Exercise: Go through the listing and return every line with "уровня" in it.

· · · · · · ·

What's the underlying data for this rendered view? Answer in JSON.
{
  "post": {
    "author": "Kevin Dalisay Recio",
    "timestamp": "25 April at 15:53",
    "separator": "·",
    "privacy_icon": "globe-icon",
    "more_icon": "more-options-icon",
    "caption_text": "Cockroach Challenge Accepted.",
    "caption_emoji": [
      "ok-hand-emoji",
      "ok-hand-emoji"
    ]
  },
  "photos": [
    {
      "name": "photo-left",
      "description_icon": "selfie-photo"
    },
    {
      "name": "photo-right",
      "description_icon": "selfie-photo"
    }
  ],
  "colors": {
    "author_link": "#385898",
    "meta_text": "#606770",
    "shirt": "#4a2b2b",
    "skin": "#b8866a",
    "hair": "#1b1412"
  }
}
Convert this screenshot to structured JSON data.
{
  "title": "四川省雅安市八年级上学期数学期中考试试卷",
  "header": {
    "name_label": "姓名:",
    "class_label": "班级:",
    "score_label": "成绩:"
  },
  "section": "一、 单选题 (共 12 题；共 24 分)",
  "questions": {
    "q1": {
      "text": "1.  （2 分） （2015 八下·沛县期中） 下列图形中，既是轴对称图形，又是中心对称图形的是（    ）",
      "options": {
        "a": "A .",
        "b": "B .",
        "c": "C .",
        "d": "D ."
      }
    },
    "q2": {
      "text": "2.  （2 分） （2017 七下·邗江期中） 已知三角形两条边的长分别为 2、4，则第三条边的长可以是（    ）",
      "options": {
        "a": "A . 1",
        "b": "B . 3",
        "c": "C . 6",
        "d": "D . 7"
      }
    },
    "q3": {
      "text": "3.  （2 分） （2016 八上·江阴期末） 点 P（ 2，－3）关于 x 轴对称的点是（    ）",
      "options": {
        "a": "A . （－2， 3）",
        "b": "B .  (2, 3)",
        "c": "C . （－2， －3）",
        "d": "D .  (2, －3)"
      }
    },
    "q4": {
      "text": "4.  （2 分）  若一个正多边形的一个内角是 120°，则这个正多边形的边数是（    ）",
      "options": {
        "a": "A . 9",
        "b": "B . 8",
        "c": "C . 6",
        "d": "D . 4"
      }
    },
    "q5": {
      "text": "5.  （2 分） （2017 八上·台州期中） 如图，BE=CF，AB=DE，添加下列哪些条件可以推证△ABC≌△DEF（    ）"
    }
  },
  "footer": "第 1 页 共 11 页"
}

· · · · · · ·

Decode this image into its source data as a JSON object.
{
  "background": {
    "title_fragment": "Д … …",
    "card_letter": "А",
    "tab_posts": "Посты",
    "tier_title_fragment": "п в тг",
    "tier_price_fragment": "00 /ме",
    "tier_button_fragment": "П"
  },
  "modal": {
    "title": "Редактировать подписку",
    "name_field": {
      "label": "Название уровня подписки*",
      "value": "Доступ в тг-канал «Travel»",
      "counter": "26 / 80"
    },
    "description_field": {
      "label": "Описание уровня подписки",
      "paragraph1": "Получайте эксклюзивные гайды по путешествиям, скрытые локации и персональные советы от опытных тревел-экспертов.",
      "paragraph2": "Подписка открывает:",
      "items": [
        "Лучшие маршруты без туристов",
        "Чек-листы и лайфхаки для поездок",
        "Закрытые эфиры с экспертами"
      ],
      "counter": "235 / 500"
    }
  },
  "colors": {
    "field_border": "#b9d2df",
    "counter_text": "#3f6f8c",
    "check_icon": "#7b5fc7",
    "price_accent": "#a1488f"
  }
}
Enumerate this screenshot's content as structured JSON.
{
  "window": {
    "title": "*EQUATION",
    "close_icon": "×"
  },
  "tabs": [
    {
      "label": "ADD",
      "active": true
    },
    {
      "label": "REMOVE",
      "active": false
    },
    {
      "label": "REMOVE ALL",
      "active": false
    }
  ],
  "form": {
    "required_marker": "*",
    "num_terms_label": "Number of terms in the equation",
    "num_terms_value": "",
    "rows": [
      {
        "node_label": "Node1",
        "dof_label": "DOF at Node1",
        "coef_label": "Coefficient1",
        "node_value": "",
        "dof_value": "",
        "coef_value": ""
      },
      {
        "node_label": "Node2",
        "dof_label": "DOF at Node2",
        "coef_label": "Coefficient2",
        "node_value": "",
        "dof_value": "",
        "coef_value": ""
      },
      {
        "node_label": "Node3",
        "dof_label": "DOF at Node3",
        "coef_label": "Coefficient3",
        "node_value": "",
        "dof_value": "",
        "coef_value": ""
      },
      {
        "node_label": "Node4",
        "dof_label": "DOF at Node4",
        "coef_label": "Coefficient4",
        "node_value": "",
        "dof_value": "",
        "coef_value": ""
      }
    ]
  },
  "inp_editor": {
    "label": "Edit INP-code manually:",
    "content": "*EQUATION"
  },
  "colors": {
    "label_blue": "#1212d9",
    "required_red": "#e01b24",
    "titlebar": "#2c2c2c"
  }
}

· · · · · · ·

Worked solution:
      "label": "Название уровня подписки*",
      "label": "Описание уровня подписки",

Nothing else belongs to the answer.